- Do this
Output the data below in full, byte for byte. Nothing may differ.

- Exercise input

* start *

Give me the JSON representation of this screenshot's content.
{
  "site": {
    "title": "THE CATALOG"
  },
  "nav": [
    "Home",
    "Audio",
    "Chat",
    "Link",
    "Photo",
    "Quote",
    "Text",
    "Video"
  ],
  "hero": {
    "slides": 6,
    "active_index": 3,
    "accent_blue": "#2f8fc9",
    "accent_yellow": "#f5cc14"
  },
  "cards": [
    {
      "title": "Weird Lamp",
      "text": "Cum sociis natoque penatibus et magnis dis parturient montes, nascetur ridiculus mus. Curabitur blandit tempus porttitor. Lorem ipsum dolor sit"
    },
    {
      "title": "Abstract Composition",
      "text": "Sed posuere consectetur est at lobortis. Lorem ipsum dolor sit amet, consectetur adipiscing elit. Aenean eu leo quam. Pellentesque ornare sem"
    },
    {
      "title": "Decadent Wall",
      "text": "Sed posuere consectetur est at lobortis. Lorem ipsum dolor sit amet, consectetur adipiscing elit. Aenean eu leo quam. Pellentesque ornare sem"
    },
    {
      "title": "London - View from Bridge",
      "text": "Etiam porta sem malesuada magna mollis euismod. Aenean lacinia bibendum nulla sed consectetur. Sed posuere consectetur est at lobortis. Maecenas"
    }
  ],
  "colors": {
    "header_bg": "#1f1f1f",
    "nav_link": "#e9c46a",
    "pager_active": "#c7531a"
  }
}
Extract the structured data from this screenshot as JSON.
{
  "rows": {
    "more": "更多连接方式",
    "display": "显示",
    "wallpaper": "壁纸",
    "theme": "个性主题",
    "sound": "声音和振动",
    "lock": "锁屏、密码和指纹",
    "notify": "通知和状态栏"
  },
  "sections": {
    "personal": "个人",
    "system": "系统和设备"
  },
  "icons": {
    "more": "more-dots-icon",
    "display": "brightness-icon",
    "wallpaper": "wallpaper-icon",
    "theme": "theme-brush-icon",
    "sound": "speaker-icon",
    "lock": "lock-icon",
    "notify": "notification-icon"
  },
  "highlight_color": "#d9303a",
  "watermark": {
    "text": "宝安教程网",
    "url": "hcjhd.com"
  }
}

* end *

- Correct response
Give me the JSON representation of this screenshot's content.
{
  "site": {
    "title": "THE CATALOG"
  },
  "nav": [
    "Home",
    "Audio",
    "Chat",
    "Link",
    "Photo",
    "Quote",
    "Text",
    "Video"
  ],
  "hero": {
    "slides": 6,
    "active_index": 3,
    "accent_blue": "#2f8fc9",
    "accent_yellow": "#f5cc14"
  },
  "cards": [
    {
      "title": "Weird Lamp",
      "text": "Cum sociis natoque penatibus et magnis dis parturient montes, nascetur ridiculus mus. Curabitur blandit tempus porttitor. Lorem ipsum dolor sit"
    },
    {
      "title": "Abstract Composition",
      "text": "Sed posuere consectetur est at lobortis. Lorem ipsum dolor sit amet, consectetur adipiscing elit. Aenean eu leo quam. Pellentesque ornare sem"
    },
    {
      "title": "Decadent Wall",
      "text": "Sed posuere consectetur est at lobortis. Lorem ipsum dolor sit amet, consectetur adipiscing elit. Aenean eu leo quam. Pellentesque ornare sem"
    },
    {
      "title": "London - View from Bridge",
      "text": "Etiam porta sem malesuada magna mollis euismod. Aenean lacinia bibendum nulla sed consectetur. Sed posuere consectetur est at lobortis. Maecenas"
    }
  ],
  "colors": {
    "header_bg": "#1f1f1f",
    "nav_link": "#e9c46a",
    "pager_active": "#c7531a"
  }
}
Extract the structured data from this screenshot as JSON.
{
  "rows": {
    "more": "更多连接方式",
    "display": "显示",
    "wallpaper": "壁纸",
    "theme": "个性主题",
    "sound": "声音和振动",
    "lock": "锁屏、密码和指纹",
    "notify": "通知和状态栏"
  },
  "sections": {
    "personal": "个人",
    "system": "系统和设备"
  },
  "icons": {
    "more": "more-dots-icon",
    "display": "brightness-icon",
    "wallpaper": "wallpaper-icon",
    "theme": "theme-brush-icon",
    "sound": "speaker-icon",
    "lock": "lock-icon",
    "notify": "notification-icon"
  },
  "highlight_color": "#d9303a",
  "watermark": {
    "text": "宝安教程网",
    "url": "hcjhd.com"
  }
}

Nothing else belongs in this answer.